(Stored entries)
┏━━

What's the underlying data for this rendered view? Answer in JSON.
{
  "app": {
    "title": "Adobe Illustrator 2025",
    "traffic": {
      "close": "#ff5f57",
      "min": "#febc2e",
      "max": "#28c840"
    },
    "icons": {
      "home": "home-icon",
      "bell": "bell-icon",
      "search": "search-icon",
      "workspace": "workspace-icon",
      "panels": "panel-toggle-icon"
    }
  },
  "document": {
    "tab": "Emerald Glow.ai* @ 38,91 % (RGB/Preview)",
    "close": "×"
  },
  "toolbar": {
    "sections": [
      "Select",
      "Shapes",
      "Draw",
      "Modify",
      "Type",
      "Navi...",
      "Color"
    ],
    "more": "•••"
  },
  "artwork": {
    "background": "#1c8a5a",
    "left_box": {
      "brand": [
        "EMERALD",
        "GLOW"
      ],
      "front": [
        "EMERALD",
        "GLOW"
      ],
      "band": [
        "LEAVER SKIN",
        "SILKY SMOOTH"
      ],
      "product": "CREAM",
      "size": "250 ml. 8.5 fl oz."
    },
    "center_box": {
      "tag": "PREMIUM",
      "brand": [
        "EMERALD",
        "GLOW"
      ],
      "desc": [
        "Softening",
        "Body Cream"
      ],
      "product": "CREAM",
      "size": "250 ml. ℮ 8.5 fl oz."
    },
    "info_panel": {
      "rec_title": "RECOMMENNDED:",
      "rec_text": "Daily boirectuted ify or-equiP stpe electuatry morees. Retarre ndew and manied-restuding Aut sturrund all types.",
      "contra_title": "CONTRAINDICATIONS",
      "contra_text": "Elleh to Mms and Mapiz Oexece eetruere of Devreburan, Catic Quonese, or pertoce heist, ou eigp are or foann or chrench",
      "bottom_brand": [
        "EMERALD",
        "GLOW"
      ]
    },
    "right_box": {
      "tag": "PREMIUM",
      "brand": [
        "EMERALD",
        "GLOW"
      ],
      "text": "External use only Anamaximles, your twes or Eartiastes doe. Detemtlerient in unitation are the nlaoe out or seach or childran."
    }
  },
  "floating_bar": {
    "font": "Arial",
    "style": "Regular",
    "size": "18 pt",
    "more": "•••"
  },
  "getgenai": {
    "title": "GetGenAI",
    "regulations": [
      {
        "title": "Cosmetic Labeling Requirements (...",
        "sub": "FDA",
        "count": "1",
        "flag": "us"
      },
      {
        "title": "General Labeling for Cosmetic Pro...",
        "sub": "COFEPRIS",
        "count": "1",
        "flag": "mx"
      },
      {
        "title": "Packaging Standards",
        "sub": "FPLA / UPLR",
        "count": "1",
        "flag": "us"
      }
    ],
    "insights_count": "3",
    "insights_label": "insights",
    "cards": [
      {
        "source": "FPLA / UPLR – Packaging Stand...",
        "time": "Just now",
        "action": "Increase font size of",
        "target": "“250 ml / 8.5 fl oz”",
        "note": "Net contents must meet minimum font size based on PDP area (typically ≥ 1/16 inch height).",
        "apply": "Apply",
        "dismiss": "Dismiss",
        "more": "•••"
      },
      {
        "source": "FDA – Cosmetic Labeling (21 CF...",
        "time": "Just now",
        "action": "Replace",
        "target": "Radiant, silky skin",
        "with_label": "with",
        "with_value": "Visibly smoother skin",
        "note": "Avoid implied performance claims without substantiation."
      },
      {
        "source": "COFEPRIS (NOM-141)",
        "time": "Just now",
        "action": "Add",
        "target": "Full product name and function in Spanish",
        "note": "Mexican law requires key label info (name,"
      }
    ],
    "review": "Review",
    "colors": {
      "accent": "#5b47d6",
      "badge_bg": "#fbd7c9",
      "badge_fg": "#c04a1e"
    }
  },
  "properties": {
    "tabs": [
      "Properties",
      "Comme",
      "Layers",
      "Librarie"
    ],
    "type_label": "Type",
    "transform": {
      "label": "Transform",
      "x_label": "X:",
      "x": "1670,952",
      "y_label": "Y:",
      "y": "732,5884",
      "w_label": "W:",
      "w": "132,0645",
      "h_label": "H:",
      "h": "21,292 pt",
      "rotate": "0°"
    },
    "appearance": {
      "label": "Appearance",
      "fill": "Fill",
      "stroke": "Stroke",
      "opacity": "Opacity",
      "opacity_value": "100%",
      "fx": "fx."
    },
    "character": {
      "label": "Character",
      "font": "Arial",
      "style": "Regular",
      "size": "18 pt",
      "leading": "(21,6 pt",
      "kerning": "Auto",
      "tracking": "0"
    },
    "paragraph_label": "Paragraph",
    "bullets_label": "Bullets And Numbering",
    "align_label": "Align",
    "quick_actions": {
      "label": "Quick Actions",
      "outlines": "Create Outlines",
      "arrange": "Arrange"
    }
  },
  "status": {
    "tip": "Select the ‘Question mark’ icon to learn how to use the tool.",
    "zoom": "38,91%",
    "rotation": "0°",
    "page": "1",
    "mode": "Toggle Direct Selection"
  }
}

┗━━

== WHAT YOU ARE ASKED TO DO ==
Restate every record exactly, leaving nothing out.

== RESPONSE BELOW ==
What's the underlying data for this rendered view? Answer in JSON.
{
  "app": {
    "title": "Adobe Illustrator 2025",
    "traffic": {
      "close": "#ff5f57",
      "min": "#febc2e",
      "max": "#28c840"
    },
    "icons": {
      "home": "home-icon",
      "bell": "bell-icon",
      "search": "search-icon",
      "workspace": "workspace-icon",
      "panels": "panel-toggle-icon"
    }
  },
  "document": {
    "tab": "Emerald Glow.ai* @ 38,91 % (RGB/Preview)",
    "close": "×"
  },
  "toolbar": {
    "sections": [
      "Select",
      "Shapes",
      "Draw",
      "Modify",
      "Type",
      "Navi...",
      "Color"
    ],
    "more": "•••"
  },
  "artwork": {
    "background": "#1c8a5a",
    "left_box": {
      "brand": [
        "EMERALD",
        "GLOW"
      ],
      "front": [
        "EMERALD",
        "GLOW"
      ],
      "band": [
        "LEAVER SKIN",
        "SILKY SMOOTH"
      ],
      "product": "CREAM",
      "size": "250 ml. 8.5 fl oz."
    },
    "center_box": {
      "tag": "PREMIUM",
      "brand": [
        "EMERALD",
        "GLOW"
      ],
      "desc": [
        "Softening",
        "Body Cream"
      ],
      "product": "CREAM",
      "size": "250 ml. ℮ 8.5 fl oz."
    },
    "info_panel": {
      "rec_title": "RECOMMENNDED:",
      "rec_text": "Daily boirectuted ify or-equiP stpe electuatry morees. Retarre ndew and manied-restuding Aut sturrund all types.",
      "contra_title": "CONTRAINDICATIONS",
      "contra_text": "Elleh to Mms and Mapiz Oexece eetruere of Devreburan, Catic Quonese, or pertoce heist, ou eigp are or foann or chrench",
      "bottom_brand": [
        "EMERALD",
        "GLOW"
      ]
    },
    "right_box": {
      "tag": "PREMIUM",
      "brand": [
        "EMERALD",
        "GLOW"
      ],
      "text": "External use only Anamaximles, your twes or Eartiastes doe. Detemtlerient in unitation are the nlaoe out or seach or childran."
    }
  },
  "floating_bar": {
    "font": "Arial",
    "style": "Regular",
    "size": "18 pt",
    "more": "•••"
  },
  "getgenai": {
    "title": "GetGenAI",
    "regulations": [
      {
        "title": "Cosmetic Labeling Requirements (...",
        "sub": "FDA",
        "count": "1",
        "flag": "us"
      },
      {
        "title": "General Labeling for Cosmetic Pro...",
        "sub": "COFEPRIS",
        "count": "1",
        "flag": "mx"
      },
      {
        "title": "Packaging Standards",
        "sub": "FPLA / UPLR",
        "count": "1",
        "flag": "us"
      }
    ],
    "insights_count": "3",
    "insights_label": "insights",
    "cards": [
      {
        "source": "FPLA / UPLR – Packaging Stand...",
        "time": "Just now",
        "action": "Increase font size of",
        "target": "“250 ml / 8.5 fl oz”",
        "note": "Net contents must meet minimum font size based on PDP area (typically ≥ 1/16 inch height).",
        "apply": "Apply",
        "dismiss": "Dismiss",
        "more": "•••"
      },
      {
        "source": "FDA – Cosmetic Labeling (21 CF...",
        "time": "Just now",
        "action": "Replace",
        "target": "Radiant, silky skin",
        "with_label": "with",
        "with_value": "Visibly smoother skin",
        "note": "Avoid implied performance claims without substantiation."
      },
      {
        "source": "COFEPRIS (NOM-141)",
        "time": "Just now",
        "action": "Add",
        "target": "Full product name and function in Spanish",
        "note": "Mexican law requires key label info (name,"
      }
    ],
    "review": "Review",
    "colors": {
      "accent": "#5b47d6",
      "badge_bg": "#fbd7c9",
      "badge_fg": "#c04a1e"
    }
  },
  "properties": {
    "tabs": [
      "Properties",
      "Comme",
      "Layers",
      "Librarie"
    ],
    "type_label": "Type",
    "transform": {
      "label": "Transform",
      "x_label": "X:",
      "x": "1670,952",
      "y_label": "Y:",
      "y": "732,5884",
      "w_label": "W:",
      "w": "132,0645",
      "h_label": "H:",
      "h": "21,292 pt",
      "rotate": "0°"
    },
    "appearance": {
      "label": "Appearance",
      "fill": "Fill",
      "stroke": "Stroke",
      "opacity": "Opacity",
      "opacity_value": "100%",
      "fx": "fx."
    },
    "character": {
      "label": "Character",
      "font": "Arial",
      "style": "Regular",
      "size": "18 pt",
      "leading": "(21,6 pt",
      "kerning": "Auto",
      "tracking": "0"
    },
    "paragraph_label": "Paragraph",
    "bullets_label": "Bullets And Numbering",
    "align_label": "Align",
    "quick_actions": {
      "label": "Quick Actions",
      "outlines": "Create Outlines",
      "arrange": "Arrange"
    }
  },
  "status": {
    "tip": "Select the ‘Question mark’ icon to learn how to use the tool.",
    "zoom": "38,91%",
    "rotation": "0°",
    "page": "1",
    "mode": "Toggle Direct Selection"
  }
}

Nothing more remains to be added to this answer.